/---

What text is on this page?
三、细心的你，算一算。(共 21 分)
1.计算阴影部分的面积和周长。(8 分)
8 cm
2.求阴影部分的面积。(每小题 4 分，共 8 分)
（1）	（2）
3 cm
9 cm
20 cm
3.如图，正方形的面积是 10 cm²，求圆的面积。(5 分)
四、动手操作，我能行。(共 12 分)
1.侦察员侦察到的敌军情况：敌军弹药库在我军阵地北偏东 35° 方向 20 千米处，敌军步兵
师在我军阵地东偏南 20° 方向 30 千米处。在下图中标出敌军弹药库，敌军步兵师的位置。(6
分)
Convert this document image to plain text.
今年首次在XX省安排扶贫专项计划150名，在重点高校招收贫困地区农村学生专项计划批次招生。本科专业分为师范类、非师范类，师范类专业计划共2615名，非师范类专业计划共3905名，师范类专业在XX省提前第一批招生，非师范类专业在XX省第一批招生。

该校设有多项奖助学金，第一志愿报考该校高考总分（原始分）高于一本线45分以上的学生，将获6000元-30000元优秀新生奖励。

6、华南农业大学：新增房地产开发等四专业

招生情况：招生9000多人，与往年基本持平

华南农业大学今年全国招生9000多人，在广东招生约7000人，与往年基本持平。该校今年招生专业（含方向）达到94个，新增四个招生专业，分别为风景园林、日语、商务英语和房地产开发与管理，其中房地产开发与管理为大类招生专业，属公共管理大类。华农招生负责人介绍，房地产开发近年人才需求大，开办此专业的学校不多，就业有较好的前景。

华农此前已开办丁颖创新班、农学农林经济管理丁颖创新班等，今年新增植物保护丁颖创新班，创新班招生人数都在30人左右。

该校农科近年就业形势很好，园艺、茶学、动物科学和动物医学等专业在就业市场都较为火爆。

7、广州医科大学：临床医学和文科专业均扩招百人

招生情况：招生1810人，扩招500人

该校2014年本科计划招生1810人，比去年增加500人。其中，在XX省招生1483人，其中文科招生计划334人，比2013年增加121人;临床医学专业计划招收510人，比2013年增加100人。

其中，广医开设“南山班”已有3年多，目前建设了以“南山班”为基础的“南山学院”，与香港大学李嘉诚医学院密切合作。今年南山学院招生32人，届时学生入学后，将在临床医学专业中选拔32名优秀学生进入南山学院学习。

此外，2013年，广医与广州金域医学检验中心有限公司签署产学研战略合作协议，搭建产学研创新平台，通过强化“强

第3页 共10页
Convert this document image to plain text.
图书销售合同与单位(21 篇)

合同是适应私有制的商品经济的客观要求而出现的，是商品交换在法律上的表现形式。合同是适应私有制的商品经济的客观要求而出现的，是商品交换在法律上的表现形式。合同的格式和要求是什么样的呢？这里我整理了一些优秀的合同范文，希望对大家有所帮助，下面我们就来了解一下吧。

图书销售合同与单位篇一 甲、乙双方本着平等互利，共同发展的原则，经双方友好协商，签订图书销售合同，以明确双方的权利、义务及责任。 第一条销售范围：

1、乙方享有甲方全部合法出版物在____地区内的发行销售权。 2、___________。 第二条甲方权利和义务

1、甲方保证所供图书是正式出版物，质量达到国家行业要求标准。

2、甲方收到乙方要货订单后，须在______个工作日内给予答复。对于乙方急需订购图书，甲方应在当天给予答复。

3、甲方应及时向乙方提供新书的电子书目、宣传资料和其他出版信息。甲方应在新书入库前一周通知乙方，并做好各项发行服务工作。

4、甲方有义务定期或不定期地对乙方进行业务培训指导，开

\---

EXERCISE DESCRIPTION:
Transcribe each entry precisely, missing none.

RESULT:
What text is on this page?
三、细心的你，算一算。(共 21 分)
1.计算阴影部分的面积和周长。(8 分)
8 cm
2.求阴影部分的面积。(每小题 4 分，共 8 分)
（1）	（2）
3 cm
9 cm
20 cm
3.如图，正方形的面积是 10 cm²，求圆的面积。(5 分)
四、动手操作，我能行。(共 12 分)
1.侦察员侦察到的敌军情况：敌军弹药库在我军阵地北偏东 35° 方向 20 千米处，敌军步兵
师在我军阵地东偏南 20° 方向 30 千米处。在下图中标出敌军弹药库，敌军步兵师的位置。(6
分)
Convert this document image to plain text.
今年首次在XX省安排扶贫专项计划150名，在重点高校招收贫困地区农村学生专项计划批次招生。本科专业分为师范类、非师范类，师范类专业计划共2615名，非师范类专业计划共3905名，师范类专业在XX省提前第一批招生，非师范类专业在XX省第一批招生。

该校设有多项奖助学金，第一志愿报考该校高考总分（原始分）高于一本线45分以上的学生，将获6000元-30000元优秀新生奖励。

6、华南农业大学：新增房地产开发等四专业

招生情况：招生9000多人，与往年基本持平

华南农业大学今年全国招生9000多人，在广东招生约7000人，与往年基本持平。该校今年招生专业（含方向）达到94个，新增四个招生专业，分别为风景园林、日语、商务英语和房地产开发与管理，其中房地产开发与管理为大类招生专业，属公共管理大类。华农招生负责人介绍，房地产开发近年人才需求大，开办此专业的学校不多，就业有较好的前景。

华农此前已开办丁颖创新班、农学农林经济管理丁颖创新班等，今年新增植物保护丁颖创新班，创新班招生人数都在30人左右。

该校农科近年就业形势很好，园艺、茶学、动物科学和动物医学等专业在就业市场都较为火爆。

7、广州医科大学：临床医学和文科专业均扩招百人

招生情况：招生1810人，扩招500人

该校2014年本科计划招生1810人，比去年增加500人。其中，在XX省招生1483人，其中文科招生计划334人，比2013年增加121人;临床医学专业计划招收510人，比2013年增加100人。

其中，广医开设“南山班”已有3年多，目前建设了以“南山班”为基础的“南山学院”，与香港大学李嘉诚医学院密切合作。今年南山学院招生32人，届时学生入学后，将在临床医学专业中选拔32名优秀学生进入南山学院学习。

此外，2013年，广医与广州金域医学检验中心有限公司签署产学研战略合作协议，搭建产学研创新平台，通过强化“强

第3页 共10页
Convert this document image to plain text.
图书销售合同与单位(21 篇)

合同是适应私有制的商品经济的客观要求而出现的，是商品交换在法律上的表现形式。合同是适应私有制的商品经济的客观要求而出现的，是商品交换在法律上的表现形式。合同的格式和要求是什么样的呢？这里我整理了一些优秀的合同范文，希望对大家有所帮助，下面我们就来了解一下吧。

图书销售合同与单位篇一 甲、乙双方本着平等互利，共同发展的原则，经双方友好协商，签订图书销售合同，以明确双方的权利、义务及责任。 第一条销售范围：

1、乙方享有甲方全部合法出版物在____地区内的发行销售权。 2、___________。 第二条甲方权利和义务

1、甲方保证所供图书是正式出版物，质量达到国家行业要求标准。

2、甲方收到乙方要货订单后，须在______个工作日内给予答复。对于乙方急需订购图书，甲方应在当天给予答复。

3、甲方应及时向乙方提供新书的电子书目、宣传资料和其他出版信息。甲方应在新书入库前一周通知乙方，并做好各项发行服务工作。

4、甲方有义务定期或不定期地对乙方进行业务培训指导，开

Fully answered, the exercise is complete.